(Dataset items)
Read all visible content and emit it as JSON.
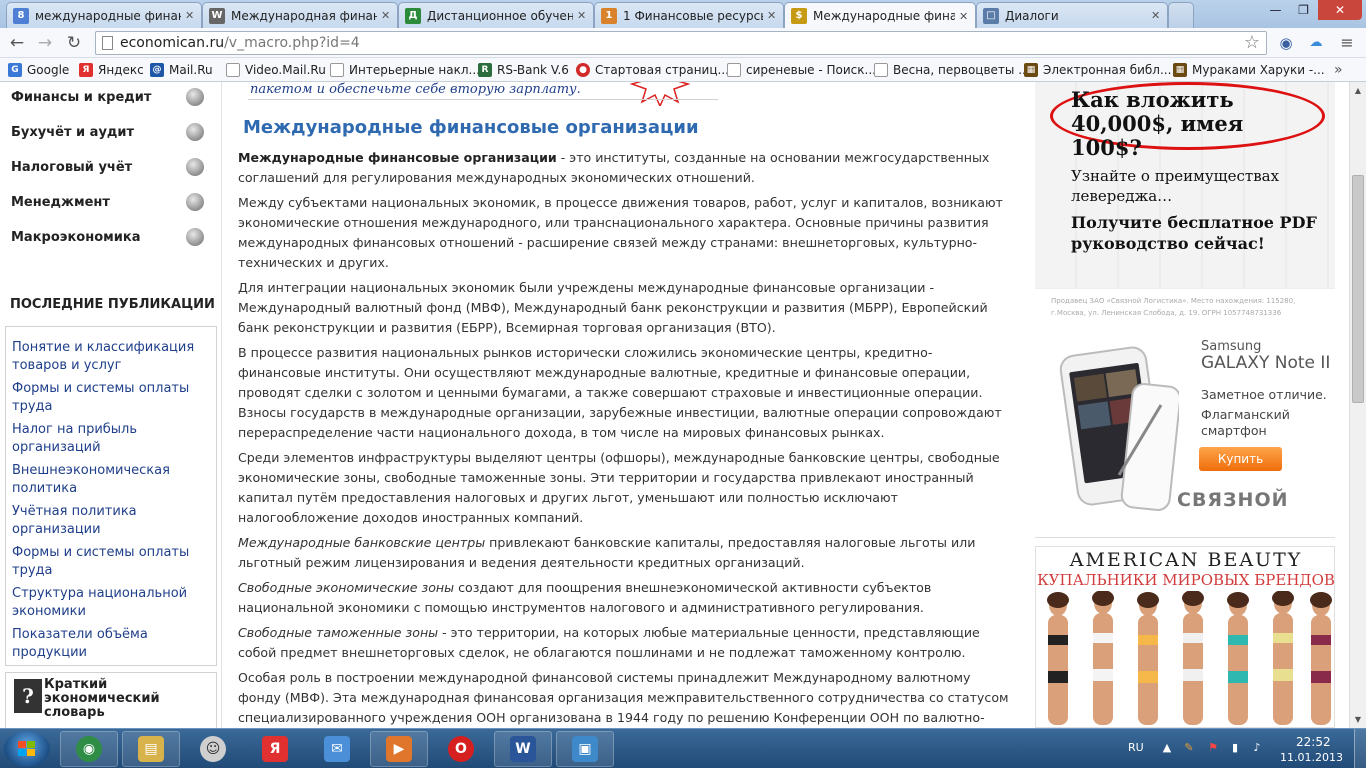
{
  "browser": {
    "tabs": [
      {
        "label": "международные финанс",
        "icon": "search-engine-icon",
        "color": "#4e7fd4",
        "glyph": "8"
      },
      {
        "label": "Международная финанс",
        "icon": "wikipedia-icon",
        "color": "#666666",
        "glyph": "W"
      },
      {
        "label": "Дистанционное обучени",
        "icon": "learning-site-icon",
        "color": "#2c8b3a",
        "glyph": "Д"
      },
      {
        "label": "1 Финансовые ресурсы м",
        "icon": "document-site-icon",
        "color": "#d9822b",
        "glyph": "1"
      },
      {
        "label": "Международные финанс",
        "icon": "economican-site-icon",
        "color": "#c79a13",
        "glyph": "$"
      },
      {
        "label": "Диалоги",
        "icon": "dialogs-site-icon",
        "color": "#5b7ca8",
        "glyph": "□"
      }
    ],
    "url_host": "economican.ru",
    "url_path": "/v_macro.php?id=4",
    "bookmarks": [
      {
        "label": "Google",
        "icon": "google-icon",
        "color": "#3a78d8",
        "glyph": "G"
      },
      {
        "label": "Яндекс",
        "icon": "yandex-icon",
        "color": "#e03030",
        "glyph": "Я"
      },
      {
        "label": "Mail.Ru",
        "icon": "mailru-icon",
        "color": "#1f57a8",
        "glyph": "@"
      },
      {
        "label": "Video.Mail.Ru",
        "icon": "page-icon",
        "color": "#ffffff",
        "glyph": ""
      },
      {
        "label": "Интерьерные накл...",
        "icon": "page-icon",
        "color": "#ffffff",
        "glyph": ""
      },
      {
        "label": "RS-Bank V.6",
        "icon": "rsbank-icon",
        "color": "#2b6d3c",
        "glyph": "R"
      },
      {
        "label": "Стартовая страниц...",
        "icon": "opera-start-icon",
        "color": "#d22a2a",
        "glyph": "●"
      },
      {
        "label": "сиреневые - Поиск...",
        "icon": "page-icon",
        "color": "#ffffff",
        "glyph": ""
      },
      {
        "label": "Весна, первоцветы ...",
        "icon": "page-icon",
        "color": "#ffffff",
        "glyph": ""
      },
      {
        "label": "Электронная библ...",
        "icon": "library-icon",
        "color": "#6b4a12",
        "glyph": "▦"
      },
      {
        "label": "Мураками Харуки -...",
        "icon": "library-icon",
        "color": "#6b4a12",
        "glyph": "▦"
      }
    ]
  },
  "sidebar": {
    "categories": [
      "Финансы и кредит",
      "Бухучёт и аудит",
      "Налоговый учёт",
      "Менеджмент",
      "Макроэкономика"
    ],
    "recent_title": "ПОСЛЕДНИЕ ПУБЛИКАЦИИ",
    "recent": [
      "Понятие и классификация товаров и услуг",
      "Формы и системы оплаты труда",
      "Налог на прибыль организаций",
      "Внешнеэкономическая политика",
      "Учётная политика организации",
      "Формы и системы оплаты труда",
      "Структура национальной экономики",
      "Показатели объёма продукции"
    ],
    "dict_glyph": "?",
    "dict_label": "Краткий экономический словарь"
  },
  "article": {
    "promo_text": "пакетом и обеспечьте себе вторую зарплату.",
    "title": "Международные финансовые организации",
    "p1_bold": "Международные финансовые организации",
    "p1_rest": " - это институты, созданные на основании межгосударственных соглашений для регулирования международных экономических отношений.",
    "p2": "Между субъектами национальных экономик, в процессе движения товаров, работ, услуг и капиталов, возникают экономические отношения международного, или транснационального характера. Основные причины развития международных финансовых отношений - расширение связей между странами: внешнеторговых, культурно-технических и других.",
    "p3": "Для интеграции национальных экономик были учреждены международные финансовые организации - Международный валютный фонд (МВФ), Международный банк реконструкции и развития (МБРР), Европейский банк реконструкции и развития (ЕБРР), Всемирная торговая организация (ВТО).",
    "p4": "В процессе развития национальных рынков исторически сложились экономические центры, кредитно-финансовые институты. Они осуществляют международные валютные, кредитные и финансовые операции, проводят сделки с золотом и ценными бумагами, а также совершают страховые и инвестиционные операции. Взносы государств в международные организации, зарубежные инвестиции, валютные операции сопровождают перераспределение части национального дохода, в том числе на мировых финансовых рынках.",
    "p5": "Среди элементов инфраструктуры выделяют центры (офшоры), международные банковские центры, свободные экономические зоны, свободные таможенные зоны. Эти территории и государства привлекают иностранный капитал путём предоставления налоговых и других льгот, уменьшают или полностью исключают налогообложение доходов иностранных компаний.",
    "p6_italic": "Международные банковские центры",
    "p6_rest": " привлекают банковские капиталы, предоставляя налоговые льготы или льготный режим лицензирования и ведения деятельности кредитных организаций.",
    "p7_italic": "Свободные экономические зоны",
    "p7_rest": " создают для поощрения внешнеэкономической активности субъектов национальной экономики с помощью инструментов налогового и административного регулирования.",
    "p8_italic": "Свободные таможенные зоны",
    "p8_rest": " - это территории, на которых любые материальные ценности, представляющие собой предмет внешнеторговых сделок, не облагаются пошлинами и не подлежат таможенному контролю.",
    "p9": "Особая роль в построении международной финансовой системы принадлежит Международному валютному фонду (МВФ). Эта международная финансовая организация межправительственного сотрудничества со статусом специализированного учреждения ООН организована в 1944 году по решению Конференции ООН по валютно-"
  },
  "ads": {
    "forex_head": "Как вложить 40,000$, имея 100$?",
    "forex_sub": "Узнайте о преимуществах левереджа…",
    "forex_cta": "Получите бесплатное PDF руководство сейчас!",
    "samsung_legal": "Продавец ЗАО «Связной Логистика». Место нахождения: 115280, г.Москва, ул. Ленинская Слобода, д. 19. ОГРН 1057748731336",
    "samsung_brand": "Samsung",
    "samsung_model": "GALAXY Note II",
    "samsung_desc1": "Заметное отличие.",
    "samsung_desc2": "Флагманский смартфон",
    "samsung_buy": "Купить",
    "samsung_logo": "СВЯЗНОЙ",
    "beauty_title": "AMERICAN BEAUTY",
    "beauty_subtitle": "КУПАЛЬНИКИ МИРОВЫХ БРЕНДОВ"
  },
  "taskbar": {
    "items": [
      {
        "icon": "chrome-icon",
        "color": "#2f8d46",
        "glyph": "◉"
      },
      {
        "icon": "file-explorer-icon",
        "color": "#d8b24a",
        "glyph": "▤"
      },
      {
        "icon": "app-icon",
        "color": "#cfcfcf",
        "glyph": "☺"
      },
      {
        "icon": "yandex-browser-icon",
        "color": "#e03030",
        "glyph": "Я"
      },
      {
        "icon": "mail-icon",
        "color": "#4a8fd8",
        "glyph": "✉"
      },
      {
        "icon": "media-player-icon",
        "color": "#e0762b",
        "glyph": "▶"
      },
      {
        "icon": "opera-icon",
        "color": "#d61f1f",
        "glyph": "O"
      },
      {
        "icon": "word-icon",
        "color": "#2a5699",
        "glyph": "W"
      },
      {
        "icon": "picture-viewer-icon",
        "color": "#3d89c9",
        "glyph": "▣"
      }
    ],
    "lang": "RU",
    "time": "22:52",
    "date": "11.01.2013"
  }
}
--
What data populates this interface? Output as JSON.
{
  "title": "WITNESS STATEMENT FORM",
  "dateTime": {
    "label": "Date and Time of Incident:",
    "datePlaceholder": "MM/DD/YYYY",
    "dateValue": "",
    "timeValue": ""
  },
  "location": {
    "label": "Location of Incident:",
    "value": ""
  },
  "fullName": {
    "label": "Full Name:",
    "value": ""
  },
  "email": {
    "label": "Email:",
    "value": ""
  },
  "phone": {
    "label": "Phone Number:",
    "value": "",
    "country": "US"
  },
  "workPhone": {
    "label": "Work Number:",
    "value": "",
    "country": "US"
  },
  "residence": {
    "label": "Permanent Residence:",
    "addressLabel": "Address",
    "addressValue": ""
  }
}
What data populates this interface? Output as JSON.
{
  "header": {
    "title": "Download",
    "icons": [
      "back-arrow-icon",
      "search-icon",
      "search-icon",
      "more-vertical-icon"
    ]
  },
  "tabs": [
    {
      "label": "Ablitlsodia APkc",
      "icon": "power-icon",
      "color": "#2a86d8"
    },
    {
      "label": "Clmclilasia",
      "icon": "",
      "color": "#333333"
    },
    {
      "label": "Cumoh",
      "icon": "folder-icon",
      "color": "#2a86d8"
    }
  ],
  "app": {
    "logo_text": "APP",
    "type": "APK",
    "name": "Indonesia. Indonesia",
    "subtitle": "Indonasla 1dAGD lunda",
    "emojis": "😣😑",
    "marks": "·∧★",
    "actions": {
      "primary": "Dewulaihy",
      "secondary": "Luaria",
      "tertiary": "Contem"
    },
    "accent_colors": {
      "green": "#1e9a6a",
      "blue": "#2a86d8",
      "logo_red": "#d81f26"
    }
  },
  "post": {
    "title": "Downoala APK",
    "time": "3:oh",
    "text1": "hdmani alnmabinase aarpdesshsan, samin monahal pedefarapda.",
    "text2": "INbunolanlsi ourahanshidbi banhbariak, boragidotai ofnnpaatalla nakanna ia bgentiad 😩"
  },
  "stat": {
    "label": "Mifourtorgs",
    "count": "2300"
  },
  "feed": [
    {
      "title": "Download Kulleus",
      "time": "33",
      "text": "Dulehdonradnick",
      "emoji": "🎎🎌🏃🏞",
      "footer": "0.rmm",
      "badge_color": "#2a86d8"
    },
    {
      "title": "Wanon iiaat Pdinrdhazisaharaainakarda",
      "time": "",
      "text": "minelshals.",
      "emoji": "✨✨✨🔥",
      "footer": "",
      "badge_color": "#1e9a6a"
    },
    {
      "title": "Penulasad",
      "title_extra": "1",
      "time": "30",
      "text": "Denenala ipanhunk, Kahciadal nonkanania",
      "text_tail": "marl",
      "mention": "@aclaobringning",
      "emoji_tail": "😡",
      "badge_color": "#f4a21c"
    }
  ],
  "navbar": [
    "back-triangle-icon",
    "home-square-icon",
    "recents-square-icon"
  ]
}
--
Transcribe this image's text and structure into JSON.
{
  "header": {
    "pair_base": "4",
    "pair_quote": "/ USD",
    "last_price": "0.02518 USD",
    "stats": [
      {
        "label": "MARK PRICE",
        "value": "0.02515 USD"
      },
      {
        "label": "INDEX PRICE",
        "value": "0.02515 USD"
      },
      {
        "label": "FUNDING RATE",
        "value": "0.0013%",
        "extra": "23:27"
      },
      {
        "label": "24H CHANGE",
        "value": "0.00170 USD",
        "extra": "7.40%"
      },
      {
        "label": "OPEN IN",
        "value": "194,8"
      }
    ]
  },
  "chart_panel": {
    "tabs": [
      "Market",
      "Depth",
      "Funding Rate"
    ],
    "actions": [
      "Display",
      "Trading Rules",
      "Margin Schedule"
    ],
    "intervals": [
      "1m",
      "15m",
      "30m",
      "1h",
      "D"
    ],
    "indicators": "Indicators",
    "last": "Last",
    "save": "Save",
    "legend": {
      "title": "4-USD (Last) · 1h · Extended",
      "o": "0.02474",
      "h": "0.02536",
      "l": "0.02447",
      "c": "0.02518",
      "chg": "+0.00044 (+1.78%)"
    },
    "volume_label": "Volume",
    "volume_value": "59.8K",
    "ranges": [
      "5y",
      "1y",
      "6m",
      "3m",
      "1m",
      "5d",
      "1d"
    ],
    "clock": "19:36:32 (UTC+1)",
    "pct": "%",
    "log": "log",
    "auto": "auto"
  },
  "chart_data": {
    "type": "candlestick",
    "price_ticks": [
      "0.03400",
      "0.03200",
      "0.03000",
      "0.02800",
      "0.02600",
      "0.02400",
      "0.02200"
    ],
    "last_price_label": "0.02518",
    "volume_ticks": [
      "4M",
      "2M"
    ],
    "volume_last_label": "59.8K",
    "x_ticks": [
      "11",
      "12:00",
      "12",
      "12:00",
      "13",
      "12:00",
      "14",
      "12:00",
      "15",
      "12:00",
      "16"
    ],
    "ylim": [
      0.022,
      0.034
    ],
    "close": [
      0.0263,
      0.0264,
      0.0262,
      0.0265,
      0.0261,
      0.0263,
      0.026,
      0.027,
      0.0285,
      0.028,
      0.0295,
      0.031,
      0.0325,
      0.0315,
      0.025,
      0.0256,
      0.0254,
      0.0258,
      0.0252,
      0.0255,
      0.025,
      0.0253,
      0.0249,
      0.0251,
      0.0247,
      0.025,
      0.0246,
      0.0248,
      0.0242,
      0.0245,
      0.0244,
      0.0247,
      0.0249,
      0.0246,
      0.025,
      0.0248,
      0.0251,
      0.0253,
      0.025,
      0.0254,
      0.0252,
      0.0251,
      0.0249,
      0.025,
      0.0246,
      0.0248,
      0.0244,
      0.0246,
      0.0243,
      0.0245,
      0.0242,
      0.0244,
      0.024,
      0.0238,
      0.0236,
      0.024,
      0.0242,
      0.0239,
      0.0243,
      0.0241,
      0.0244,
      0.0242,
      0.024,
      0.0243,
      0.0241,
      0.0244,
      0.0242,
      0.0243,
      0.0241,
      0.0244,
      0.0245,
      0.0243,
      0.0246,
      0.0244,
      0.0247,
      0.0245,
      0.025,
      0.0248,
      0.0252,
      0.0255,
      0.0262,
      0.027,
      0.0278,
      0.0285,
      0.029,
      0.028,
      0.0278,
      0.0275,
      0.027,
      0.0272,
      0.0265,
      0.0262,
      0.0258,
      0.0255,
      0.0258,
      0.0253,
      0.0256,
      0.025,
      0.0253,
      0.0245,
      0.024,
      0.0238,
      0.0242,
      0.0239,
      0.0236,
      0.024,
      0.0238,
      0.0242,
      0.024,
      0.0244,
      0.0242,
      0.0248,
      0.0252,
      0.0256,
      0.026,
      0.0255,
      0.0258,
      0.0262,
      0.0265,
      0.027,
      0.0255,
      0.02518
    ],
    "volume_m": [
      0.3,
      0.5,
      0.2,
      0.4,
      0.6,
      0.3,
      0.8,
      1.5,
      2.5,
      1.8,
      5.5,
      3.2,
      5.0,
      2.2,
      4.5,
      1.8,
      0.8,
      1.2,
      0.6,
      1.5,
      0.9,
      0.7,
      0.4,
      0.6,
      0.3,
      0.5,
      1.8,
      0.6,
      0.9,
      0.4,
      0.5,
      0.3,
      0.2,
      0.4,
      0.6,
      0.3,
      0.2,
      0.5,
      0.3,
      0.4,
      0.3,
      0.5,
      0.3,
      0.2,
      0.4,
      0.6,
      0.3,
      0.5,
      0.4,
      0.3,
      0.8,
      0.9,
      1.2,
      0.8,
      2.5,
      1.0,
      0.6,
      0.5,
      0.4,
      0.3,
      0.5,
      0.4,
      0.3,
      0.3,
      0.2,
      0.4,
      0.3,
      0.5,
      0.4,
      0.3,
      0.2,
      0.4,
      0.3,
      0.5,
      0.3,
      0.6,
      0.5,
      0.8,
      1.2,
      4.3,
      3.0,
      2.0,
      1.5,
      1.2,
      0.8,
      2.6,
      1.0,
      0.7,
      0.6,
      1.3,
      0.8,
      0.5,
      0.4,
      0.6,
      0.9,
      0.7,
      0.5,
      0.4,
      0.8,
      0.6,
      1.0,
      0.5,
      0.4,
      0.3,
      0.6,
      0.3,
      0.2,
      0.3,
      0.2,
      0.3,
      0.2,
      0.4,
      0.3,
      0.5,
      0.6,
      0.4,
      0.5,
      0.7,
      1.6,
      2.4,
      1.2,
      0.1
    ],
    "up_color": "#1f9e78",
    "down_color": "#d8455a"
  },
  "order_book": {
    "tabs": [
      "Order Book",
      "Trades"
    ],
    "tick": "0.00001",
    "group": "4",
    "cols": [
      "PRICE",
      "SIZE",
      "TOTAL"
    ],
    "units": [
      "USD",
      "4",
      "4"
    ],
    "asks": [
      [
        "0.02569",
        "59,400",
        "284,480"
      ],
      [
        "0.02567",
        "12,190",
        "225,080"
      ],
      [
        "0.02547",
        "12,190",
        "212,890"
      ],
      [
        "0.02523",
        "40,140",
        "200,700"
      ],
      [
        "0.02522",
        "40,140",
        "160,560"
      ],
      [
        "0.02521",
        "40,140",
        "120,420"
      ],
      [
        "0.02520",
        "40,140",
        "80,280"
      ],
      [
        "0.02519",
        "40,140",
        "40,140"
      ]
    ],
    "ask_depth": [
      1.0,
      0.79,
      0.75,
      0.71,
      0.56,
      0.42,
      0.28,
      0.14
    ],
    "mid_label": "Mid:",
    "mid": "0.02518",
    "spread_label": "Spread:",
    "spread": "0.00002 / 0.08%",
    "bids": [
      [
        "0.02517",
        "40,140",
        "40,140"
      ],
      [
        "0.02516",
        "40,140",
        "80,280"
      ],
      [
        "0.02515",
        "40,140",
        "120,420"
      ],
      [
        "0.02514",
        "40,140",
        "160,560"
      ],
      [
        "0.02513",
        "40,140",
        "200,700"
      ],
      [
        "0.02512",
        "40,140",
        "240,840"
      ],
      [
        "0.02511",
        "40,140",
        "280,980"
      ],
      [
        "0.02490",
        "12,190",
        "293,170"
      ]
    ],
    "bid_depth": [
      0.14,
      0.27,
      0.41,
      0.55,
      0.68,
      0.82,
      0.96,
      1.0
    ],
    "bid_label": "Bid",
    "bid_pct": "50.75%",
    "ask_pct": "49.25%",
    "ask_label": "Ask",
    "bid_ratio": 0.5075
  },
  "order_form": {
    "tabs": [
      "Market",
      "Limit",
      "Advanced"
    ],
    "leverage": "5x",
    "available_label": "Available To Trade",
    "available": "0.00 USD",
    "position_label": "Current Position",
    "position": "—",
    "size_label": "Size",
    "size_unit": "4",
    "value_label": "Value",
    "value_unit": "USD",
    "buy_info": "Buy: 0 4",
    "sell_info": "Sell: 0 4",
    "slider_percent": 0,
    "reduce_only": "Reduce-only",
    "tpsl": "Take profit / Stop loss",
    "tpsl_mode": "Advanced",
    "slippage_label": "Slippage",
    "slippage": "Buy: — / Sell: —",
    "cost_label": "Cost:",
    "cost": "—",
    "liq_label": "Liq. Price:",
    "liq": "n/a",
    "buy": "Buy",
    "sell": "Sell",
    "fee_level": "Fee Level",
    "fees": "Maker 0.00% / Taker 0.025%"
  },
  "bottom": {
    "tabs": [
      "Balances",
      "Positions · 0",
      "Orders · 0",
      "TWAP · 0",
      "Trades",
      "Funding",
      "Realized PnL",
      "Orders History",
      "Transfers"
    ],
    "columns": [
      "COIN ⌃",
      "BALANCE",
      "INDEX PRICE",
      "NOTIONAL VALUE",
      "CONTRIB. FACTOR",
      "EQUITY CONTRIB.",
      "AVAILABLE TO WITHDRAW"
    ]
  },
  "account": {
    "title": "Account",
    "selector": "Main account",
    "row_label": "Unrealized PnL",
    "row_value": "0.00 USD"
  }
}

Stated exercise
Locate all lines in the listing above with the word "экономики" and copy them.

Worked solution
      "Структура национальной экономики",
    "p7_rest": " создают для поощрения внешнеэкономической активности субъектов национальной экономики с помощью инструментов налогового и административного регулирования.",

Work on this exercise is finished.